INSTRUCTION :: What follows is a listing; give it again exactly, in its entirety.

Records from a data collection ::
* begin *

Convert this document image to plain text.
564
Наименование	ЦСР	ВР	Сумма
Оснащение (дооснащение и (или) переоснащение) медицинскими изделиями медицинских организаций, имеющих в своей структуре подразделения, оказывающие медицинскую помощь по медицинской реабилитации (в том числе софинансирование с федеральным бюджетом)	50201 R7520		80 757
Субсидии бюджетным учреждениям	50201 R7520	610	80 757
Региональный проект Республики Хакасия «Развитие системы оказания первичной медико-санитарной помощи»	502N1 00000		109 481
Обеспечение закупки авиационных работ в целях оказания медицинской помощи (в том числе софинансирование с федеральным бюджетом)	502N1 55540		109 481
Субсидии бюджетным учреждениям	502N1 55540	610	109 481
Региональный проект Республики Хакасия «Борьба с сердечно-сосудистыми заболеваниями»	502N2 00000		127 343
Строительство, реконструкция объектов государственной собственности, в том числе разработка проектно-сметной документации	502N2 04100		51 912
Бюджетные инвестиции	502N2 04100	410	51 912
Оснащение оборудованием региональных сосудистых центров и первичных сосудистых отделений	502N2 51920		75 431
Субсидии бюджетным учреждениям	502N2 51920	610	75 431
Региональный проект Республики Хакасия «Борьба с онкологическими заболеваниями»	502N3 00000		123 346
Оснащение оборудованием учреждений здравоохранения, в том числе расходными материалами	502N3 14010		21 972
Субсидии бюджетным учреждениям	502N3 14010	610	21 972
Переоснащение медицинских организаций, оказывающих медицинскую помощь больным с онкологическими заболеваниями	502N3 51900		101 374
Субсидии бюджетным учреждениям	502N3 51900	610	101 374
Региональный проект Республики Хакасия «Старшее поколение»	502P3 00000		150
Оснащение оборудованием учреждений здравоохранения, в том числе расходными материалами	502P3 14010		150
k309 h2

* end *

RESULT OF THE EXERCISE ::
Convert this document image to plain text.
564
Наименование	ЦСР	ВР	Сумма
Оснащение (дооснащение и (или) переоснащение) медицинскими изделиями медицинских организаций, имеющих в своей структуре подразделения, оказывающие медицинскую помощь по медицинской реабилитации (в том числе софинансирование с федеральным бюджетом)	50201 R7520		80 757
Субсидии бюджетным учреждениям	50201 R7520	610	80 757
Региональный проект Республики Хакасия «Развитие системы оказания первичной медико-санитарной помощи»	502N1 00000		109 481
Обеспечение закупки авиационных работ в целях оказания медицинской помощи (в том числе софинансирование с федеральным бюджетом)	502N1 55540		109 481
Субсидии бюджетным учреждениям	502N1 55540	610	109 481
Региональный проект Республики Хакасия «Борьба с сердечно-сосудистыми заболеваниями»	502N2 00000		127 343
Строительство, реконструкция объектов государственной собственности, в том числе разработка проектно-сметной документации	502N2 04100		51 912
Бюджетные инвестиции	502N2 04100	410	51 912
Оснащение оборудованием региональных сосудистых центров и первичных сосудистых отделений	502N2 51920		75 431
Субсидии бюджетным учреждениям	502N2 51920	610	75 431
Региональный проект Республики Хакасия «Борьба с онкологическими заболеваниями»	502N3 00000		123 346
Оснащение оборудованием учреждений здравоохранения, в том числе расходными материалами	502N3 14010		21 972
Субсидии бюджетным учреждениям	502N3 14010	610	21 972
Переоснащение медицинских организаций, оказывающих медицинскую помощь больным с онкологическими заболеваниями	502N3 51900		101 374
Субсидии бюджетным учреждениям	502N3 51900	610	101 374
Региональный проект Республики Хакасия «Старшее поколение»	502P3 00000		150
Оснащение оборудованием учреждений здравоохранения, в том числе расходными материалами	502P3 14010		150
k309 h2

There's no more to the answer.